═══ Records provided ═══
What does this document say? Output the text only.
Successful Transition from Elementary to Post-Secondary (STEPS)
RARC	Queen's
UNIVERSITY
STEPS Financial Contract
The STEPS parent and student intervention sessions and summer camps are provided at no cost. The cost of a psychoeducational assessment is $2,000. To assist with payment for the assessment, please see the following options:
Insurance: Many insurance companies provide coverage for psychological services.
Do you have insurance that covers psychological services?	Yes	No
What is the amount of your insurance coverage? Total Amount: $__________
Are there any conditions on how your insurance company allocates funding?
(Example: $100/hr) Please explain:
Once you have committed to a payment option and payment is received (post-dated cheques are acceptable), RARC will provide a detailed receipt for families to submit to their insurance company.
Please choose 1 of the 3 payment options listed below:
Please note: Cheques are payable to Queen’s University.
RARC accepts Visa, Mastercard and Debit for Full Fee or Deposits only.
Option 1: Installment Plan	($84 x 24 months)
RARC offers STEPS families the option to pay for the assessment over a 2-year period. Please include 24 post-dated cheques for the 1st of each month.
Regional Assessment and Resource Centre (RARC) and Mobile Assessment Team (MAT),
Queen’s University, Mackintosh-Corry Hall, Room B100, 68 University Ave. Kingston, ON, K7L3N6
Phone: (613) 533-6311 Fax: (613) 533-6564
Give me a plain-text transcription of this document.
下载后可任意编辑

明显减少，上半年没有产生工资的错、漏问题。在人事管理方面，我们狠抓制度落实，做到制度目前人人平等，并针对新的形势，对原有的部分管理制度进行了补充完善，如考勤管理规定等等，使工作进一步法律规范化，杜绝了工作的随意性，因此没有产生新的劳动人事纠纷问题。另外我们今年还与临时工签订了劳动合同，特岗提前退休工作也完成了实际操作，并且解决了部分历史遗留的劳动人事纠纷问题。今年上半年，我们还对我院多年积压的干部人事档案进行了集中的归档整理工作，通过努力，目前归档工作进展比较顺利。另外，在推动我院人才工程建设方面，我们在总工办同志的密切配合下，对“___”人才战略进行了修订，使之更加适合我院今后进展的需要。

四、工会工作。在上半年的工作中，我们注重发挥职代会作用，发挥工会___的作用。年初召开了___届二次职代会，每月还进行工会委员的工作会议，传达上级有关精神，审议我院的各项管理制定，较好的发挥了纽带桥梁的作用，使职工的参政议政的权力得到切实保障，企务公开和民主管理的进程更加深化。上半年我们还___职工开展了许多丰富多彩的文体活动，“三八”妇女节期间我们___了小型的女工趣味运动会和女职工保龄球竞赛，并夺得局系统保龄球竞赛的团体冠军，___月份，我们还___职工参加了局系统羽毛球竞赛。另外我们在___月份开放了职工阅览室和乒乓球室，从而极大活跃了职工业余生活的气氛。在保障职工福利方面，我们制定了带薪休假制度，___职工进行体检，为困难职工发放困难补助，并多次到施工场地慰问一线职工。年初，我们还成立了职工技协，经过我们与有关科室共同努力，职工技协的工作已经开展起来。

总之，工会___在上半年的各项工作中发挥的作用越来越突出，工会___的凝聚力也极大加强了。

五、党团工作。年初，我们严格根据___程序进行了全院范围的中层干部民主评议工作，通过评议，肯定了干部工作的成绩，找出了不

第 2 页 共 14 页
═══
*Aim*. Nothing should be changed: write out all of the data as is.

*Result of the task*.
What does this document say? Output the text only.
Successful Transition from Elementary to Post-Secondary (STEPS)
RARC	Queen's
UNIVERSITY
STEPS Financial Contract
The STEPS parent and student intervention sessions and summer camps are provided at no cost. The cost of a psychoeducational assessment is $2,000. To assist with payment for the assessment, please see the following options:
Insurance: Many insurance companies provide coverage for psychological services.
Do you have insurance that covers psychological services?	Yes	No
What is the amount of your insurance coverage? Total Amount: $__________
Are there any conditions on how your insurance company allocates funding?
(Example: $100/hr) Please explain:
Once you have committed to a payment option and payment is received (post-dated cheques are acceptable), RARC will provide a detailed receipt for families to submit to their insurance company.
Please choose 1 of the 3 payment options listed below:
Please note: Cheques are payable to Queen’s University.
RARC accepts Visa, Mastercard and Debit for Full Fee or Deposits only.
Option 1: Installment Plan	($84 x 24 months)
RARC offers STEPS families the option to pay for the assessment over a 2-year period. Please include 24 post-dated cheques for the 1st of each month.
Regional Assessment and Resource Centre (RARC) and Mobile Assessment Team (MAT),
Queen’s University, Mackintosh-Corry Hall, Room B100, 68 University Ave. Kingston, ON, K7L3N6
Phone: (613) 533-6311 Fax: (613) 533-6564
Give me a plain-text transcription of this document.
下载后可任意编辑

明显减少，上半年没有产生工资的错、漏问题。在人事管理方面，我们狠抓制度落实，做到制度目前人人平等，并针对新的形势，对原有的部分管理制度进行了补充完善，如考勤管理规定等等，使工作进一步法律规范化，杜绝了工作的随意性，因此没有产生新的劳动人事纠纷问题。另外我们今年还与临时工签订了劳动合同，特岗提前退休工作也完成了实际操作，并且解决了部分历史遗留的劳动人事纠纷问题。今年上半年，我们还对我院多年积压的干部人事档案进行了集中的归档整理工作，通过努力，目前归档工作进展比较顺利。另外，在推动我院人才工程建设方面，我们在总工办同志的密切配合下，对“___”人才战略进行了修订，使之更加适合我院今后进展的需要。

四、工会工作。在上半年的工作中，我们注重发挥职代会作用，发挥工会___的作用。年初召开了___届二次职代会，每月还进行工会委员的工作会议，传达上级有关精神，审议我院的各项管理制定，较好的发挥了纽带桥梁的作用，使职工的参政议政的权力得到切实保障，企务公开和民主管理的进程更加深化。上半年我们还___职工开展了许多丰富多彩的文体活动，“三八”妇女节期间我们___了小型的女工趣味运动会和女职工保龄球竞赛，并夺得局系统保龄球竞赛的团体冠军，___月份，我们还___职工参加了局系统羽毛球竞赛。另外我们在___月份开放了职工阅览室和乒乓球室，从而极大活跃了职工业余生活的气氛。在保障职工福利方面，我们制定了带薪休假制度，___职工进行体检，为困难职工发放困难补助，并多次到施工场地慰问一线职工。年初，我们还成立了职工技协，经过我们与有关科室共同努力，职工技协的工作已经开展起来。

总之，工会___在上半年的各项工作中发挥的作用越来越突出，工会___的凝聚力也极大加强了。

五、党团工作。年初，我们严格根据___程序进行了全院范围的中层干部民主评议工作，通过评议，肯定了干部工作的成绩，找出了不

第 2 页 共 14 页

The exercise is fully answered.